* _Given task_: Pictures stay out of the copy; output exactly the lines from the one containing "What data populates" through the end of the material.

* _Collected data_:
——

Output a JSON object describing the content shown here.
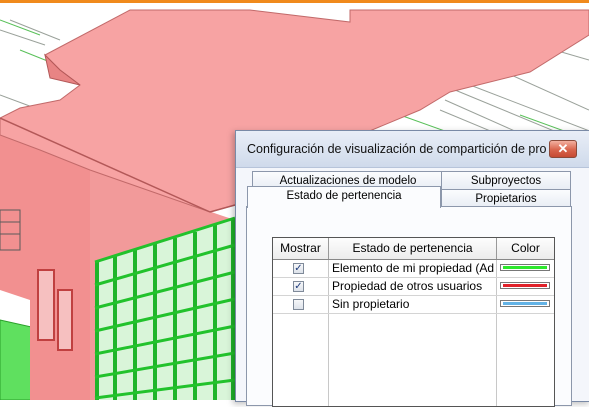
{
  "dialog": {
    "title": "Configuración de visualización de compartición de pro...",
    "tabs_back": [
      "Actualizaciones de modelo",
      "Subproyectos"
    ],
    "tabs_front": [
      "Estado de pertenencia",
      "Propietarios"
    ],
    "active_tab": "Estado de pertenencia",
    "table": {
      "headers": {
        "show": "Mostrar",
        "state": "Estado de pertenencia",
        "color": "Color"
      },
      "rows": [
        {
          "checked": true,
          "label": "Elemento de mi propiedad (Ad",
          "color": "#2ee82e"
        },
        {
          "checked": true,
          "label": "Propiedad de otros usuarios",
          "color": "#e0222a"
        },
        {
          "checked": false,
          "label": "Sin propietario",
          "color": "#63b3e6"
        }
      ]
    }
  },
  "colors": {
    "accent_bar": "#f08a1c",
    "roof": "#f4a0a0",
    "wall": "#f08a8a",
    "glazing_frame": "#22c22c"
  },
  "icons": {
    "close": "close-icon",
    "check": "check-icon"
  }
}
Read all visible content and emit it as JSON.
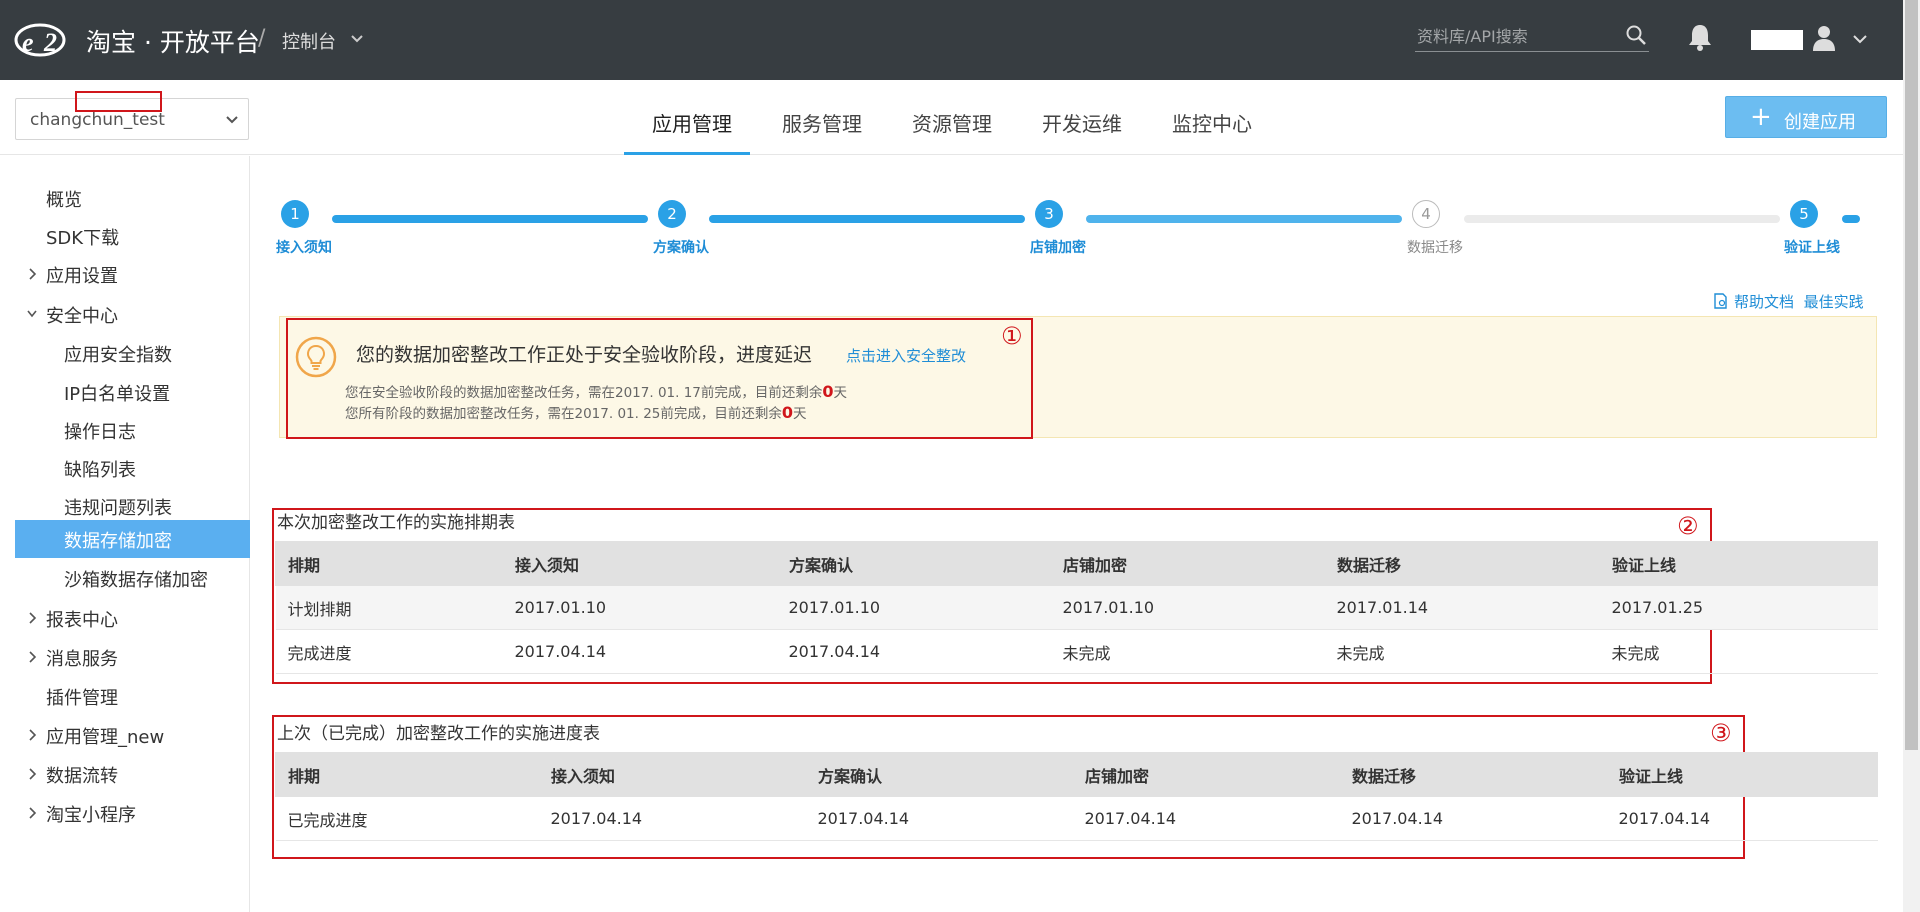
{
  "topbar": {
    "brand": "淘宝 · 开放平台",
    "separator": "/",
    "console_label": "控制台",
    "search_placeholder": "资料库/API搜索"
  },
  "app_selector": {
    "value_prefix": "chang",
    "value_highlight": "chun_test"
  },
  "nav": {
    "tabs": [
      {
        "label": "应用管理",
        "active": true
      },
      {
        "label": "服务管理"
      },
      {
        "label": "资源管理"
      },
      {
        "label": "开发运维"
      },
      {
        "label": "监控中心"
      }
    ],
    "create_button": "创建应用",
    "create_icon": "+"
  },
  "sidebar": {
    "items": [
      {
        "label": "概览"
      },
      {
        "label": "SDK下载"
      },
      {
        "label": "应用设置",
        "chevron": "right"
      },
      {
        "label": "安全中心",
        "chevron": "down"
      },
      {
        "label": "应用安全指数",
        "child": true
      },
      {
        "label": "IP白名单设置",
        "child": true
      },
      {
        "label": "操作日志",
        "child": true
      },
      {
        "label": "缺陷列表",
        "child": true
      },
      {
        "label": "违规问题列表",
        "child": true
      },
      {
        "label": "数据存储加密",
        "child": true,
        "active": true
      },
      {
        "label": "沙箱数据存储加密",
        "child": true
      },
      {
        "label": "报表中心",
        "chevron": "right"
      },
      {
        "label": "消息服务",
        "chevron": "right"
      },
      {
        "label": "插件管理"
      },
      {
        "label": "应用管理_new",
        "chevron": "right"
      },
      {
        "label": "数据流转",
        "chevron": "right"
      },
      {
        "label": "淘宝小程序",
        "chevron": "right"
      }
    ]
  },
  "steps": [
    {
      "num": "1",
      "label": "接入须知",
      "done": true
    },
    {
      "num": "2",
      "label": "方案确认",
      "done": true
    },
    {
      "num": "3",
      "label": "店铺加密",
      "done": true
    },
    {
      "num": "4",
      "label": "数据迁移",
      "done": false
    },
    {
      "num": "5",
      "label": "验证上线",
      "done": true
    }
  ],
  "help": {
    "docs": "帮助文档",
    "best": "最佳实践"
  },
  "notice": {
    "title": "您的数据加密整改工作正处于安全验收阶段，进度延迟",
    "link": "点击进入安全整改",
    "line1_prefix": "您在安全验收阶段的数据加密整改任务，需在2017. 01. 17前完成，目前还剩余",
    "line1_days": "0",
    "line1_suffix": "天",
    "line2_prefix": "您所有阶段的数据加密整改任务，需在2017. 01. 25前完成，目前还剩余",
    "line2_days": "0",
    "line2_suffix": "天"
  },
  "markers": {
    "one": "①",
    "two": "②",
    "three": "③"
  },
  "table1": {
    "title": "本次加密整改工作的实施排期表",
    "headers": [
      "排期",
      "接入须知",
      "方案确认",
      "店铺加密",
      "数据迁移",
      "验证上线"
    ],
    "rows": [
      [
        "计划排期",
        "2017.01.10",
        "2017.01.10",
        "2017.01.10",
        "2017.01.14",
        "2017.01.25"
      ],
      [
        "完成进度",
        "2017.04.14",
        "2017.04.14",
        "未完成",
        "未完成",
        "未完成"
      ]
    ]
  },
  "table2": {
    "title": "上次（已完成）加密整改工作的实施进度表",
    "headers": [
      "排期",
      "接入须知",
      "方案确认",
      "店铺加密",
      "数据迁移",
      "验证上线"
    ],
    "rows": [
      [
        "已完成进度",
        "2017.04.14",
        "2017.04.14",
        "2017.04.14",
        "2017.04.14",
        "2017.04.14"
      ]
    ]
  },
  "colors": {
    "topbar": "#373d41",
    "accent": "#2aa1e6",
    "highlight_red": "#d0161b",
    "notice_bg": "#fdf8e6"
  }
}
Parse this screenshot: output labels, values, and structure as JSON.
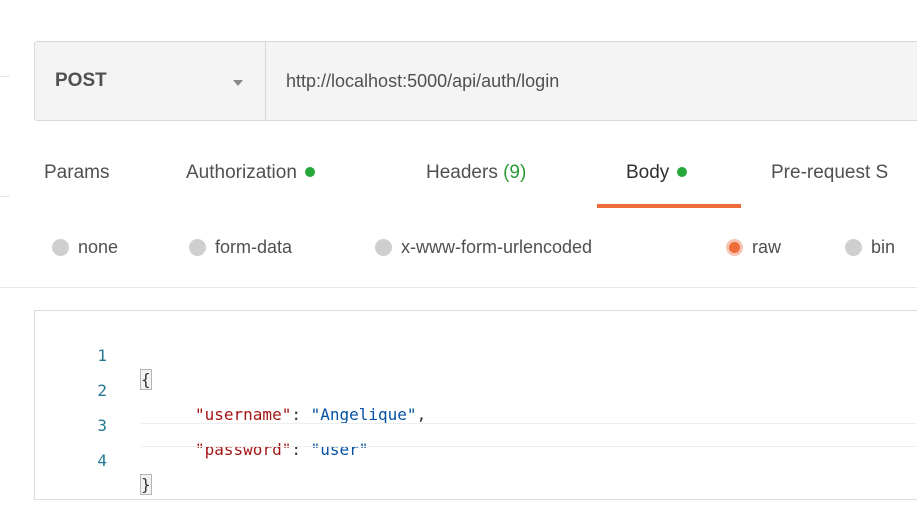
{
  "request": {
    "method": "POST",
    "url": "http://localhost:5000/api/auth/login"
  },
  "tabs": [
    {
      "label": "Params"
    },
    {
      "label": "Authorization",
      "indicator": "green-dot"
    },
    {
      "label": "Headers",
      "count": "(9)"
    },
    {
      "label": "Body",
      "indicator": "green-dot",
      "active": true
    },
    {
      "label": "Pre-request S"
    }
  ],
  "body_modes": [
    {
      "label": "none"
    },
    {
      "label": "form-data"
    },
    {
      "label": "x-www-form-urlencoded"
    },
    {
      "label": "raw",
      "selected": true
    },
    {
      "label": "bin"
    }
  ],
  "editor": {
    "lines": [
      {
        "number": "1",
        "open": "{"
      },
      {
        "number": "2",
        "key": "\"username\"",
        "sep": ": ",
        "value": "\"Angelique\"",
        "end": ","
      },
      {
        "number": "3",
        "key": "\"password\"",
        "sep": ": ",
        "value": "\"user\""
      },
      {
        "number": "4",
        "close": "}"
      }
    ]
  },
  "colors": {
    "accent": "#ee6c3a",
    "indicator_green": "#24a838",
    "json_key": "#a31515",
    "json_string": "#0451a5",
    "line_number": "#237893"
  }
}
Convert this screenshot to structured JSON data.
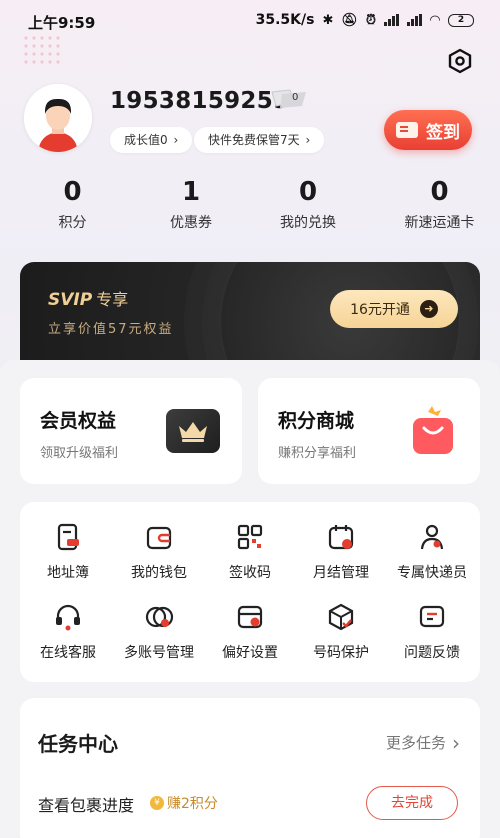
{
  "status_bar": {
    "time": "上午9:59",
    "net_speed": "35.5K/s",
    "battery": "2"
  },
  "profile": {
    "phone": "19538159259",
    "level_badge": "0",
    "growth_pill": "成长值0",
    "storage_pill": "快件免费保管7天",
    "signin_label": "签到"
  },
  "stats": [
    {
      "value": "0",
      "label": "积分"
    },
    {
      "value": "1",
      "label": "优惠券"
    },
    {
      "value": "0",
      "label": "我的兑换"
    },
    {
      "value": "0",
      "label": "新速运通卡"
    }
  ],
  "svip": {
    "title": "SVIP",
    "title_suffix": "专享",
    "subtitle": "立享价值57元权益",
    "button_label": "16元开通"
  },
  "benefits": {
    "vip": {
      "title": "会员权益",
      "subtitle": "领取升级福利"
    },
    "shop": {
      "title": "积分商城",
      "subtitle": "赚积分享福利"
    }
  },
  "services": [
    {
      "label": "地址簿",
      "icon": "address-book-icon"
    },
    {
      "label": "我的钱包",
      "icon": "wallet-icon"
    },
    {
      "label": "签收码",
      "icon": "qr-code-icon"
    },
    {
      "label": "月结管理",
      "icon": "calendar-icon"
    },
    {
      "label": "专属快递员",
      "icon": "courier-icon"
    },
    {
      "label": "在线客服",
      "icon": "headset-icon"
    },
    {
      "label": "多账号管理",
      "icon": "accounts-icon"
    },
    {
      "label": "偏好设置",
      "icon": "preferences-icon"
    },
    {
      "label": "号码保护",
      "icon": "shield-box-icon"
    },
    {
      "label": "问题反馈",
      "icon": "feedback-icon"
    }
  ],
  "tasks": {
    "title": "任务中心",
    "more_label": "更多任务",
    "items": [
      {
        "name": "查看包裹进度",
        "reward": "赚2积分",
        "button": "去完成"
      }
    ]
  },
  "colors": {
    "accent_red": "#e93f33",
    "svip_gold": "#f0cf95",
    "svip_dark": "#1c1c1c"
  }
}
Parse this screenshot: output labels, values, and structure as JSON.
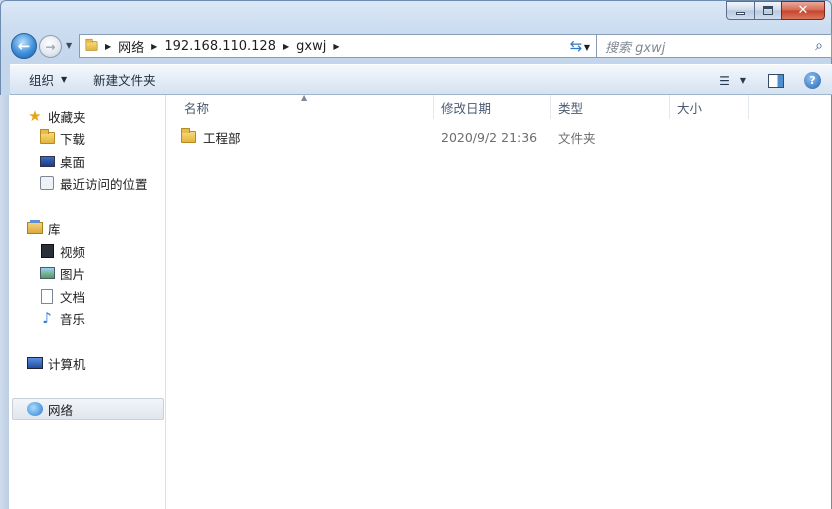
{
  "window": {
    "caption": {
      "minimize": "−",
      "maximize": "□",
      "close": "✕"
    }
  },
  "nav": {
    "back_icon": "back-arrow-icon",
    "forward_icon": "forward-arrow-icon",
    "address": {
      "crumbs": [
        "网络",
        "192.168.110.128",
        "gxwj"
      ]
    },
    "search": {
      "placeholder": "搜索 gxwj"
    }
  },
  "toolbar": {
    "organize": "组织",
    "new_folder": "新建文件夹"
  },
  "sidebar": {
    "favorites": {
      "label": "收藏夹",
      "items": [
        {
          "label": "下载"
        },
        {
          "label": "桌面"
        },
        {
          "label": "最近访问的位置"
        }
      ]
    },
    "libraries": {
      "label": "库",
      "items": [
        {
          "label": "视频"
        },
        {
          "label": "图片"
        },
        {
          "label": "文档"
        },
        {
          "label": "音乐"
        }
      ]
    },
    "computer": {
      "label": "计算机"
    },
    "network": {
      "label": "网络",
      "selected": true
    }
  },
  "file_list": {
    "columns": [
      "名称",
      "修改日期",
      "类型",
      "大小"
    ],
    "rows": [
      {
        "name": "工程部",
        "modified": "2020/9/2 21:36",
        "type": "文件夹",
        "size": ""
      }
    ]
  }
}
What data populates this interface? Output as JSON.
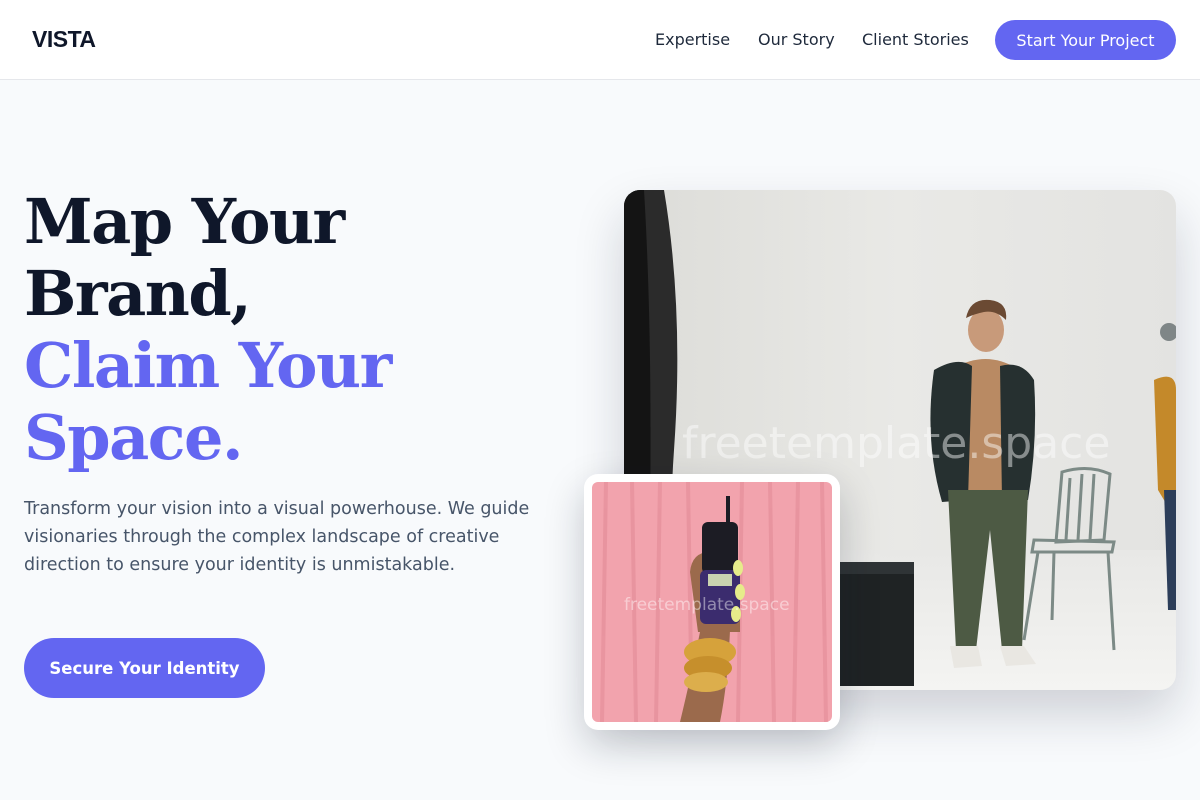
{
  "header": {
    "logo": "VISTA",
    "nav": [
      {
        "label": "Expertise"
      },
      {
        "label": "Our Story"
      },
      {
        "label": "Client Stories"
      }
    ],
    "cta_label": "Start Your Project"
  },
  "hero": {
    "title_lines": [
      "Map Your",
      "Brand,",
      "Claim Your",
      "Space."
    ],
    "subtitle": "Transform your vision into a visual powerhouse. We guide visionaries through the complex landscape of creative direction to ensure your identity is unmistakable.",
    "cta_label": "Secure Your Identity"
  },
  "media": {
    "main_watermark": "freetemplate.space",
    "thumb_watermark": "freetemplate.space"
  },
  "colors": {
    "accent": "#6366f1",
    "heading": "#0f172a",
    "body_text": "#475569",
    "page_bg": "#f8fafc"
  },
  "icons": {
    "main_photo": "man-in-studio-photo",
    "thumb_photo": "hand-holding-phone-photo"
  }
}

——

* _Task solution_:
What data populates this interface? Output as JSON.
{
  "header": {
    "logo": "VISTA",
    "nav": [
      {
        "label": "Expertise"
      },
      {
        "label": "Our Story"
      },
      {
        "label": "Client Stories"
      }
    ],
    "cta_label": "Start Your Project"
  },
  "hero": {
    "title_lines": [
      "Map Your",
      "Brand,",
      "Claim Your",
      "Space."
    ],
    "subtitle": "Transform your vision into a visual powerhouse. We guide visionaries through the complex landscape of creative direction to ensure your identity is unmistakable.",
    "cta_label": "Secure Your Identity"
  },
  "media": {
    "main_watermark": "freetemplate.space",
    "thumb_watermark": "freetemplate.space"
  },
  "colors": {
    "accent": "#6366f1",
    "heading": "#0f172a",
    "body_text": "#475569",
    "page_bg": "#f8fafc"
  },
  "icons": {
    "main_photo": "man-in-studio-photo",
    "thumb_photo": "hand-holding-phone-photo"
  }
}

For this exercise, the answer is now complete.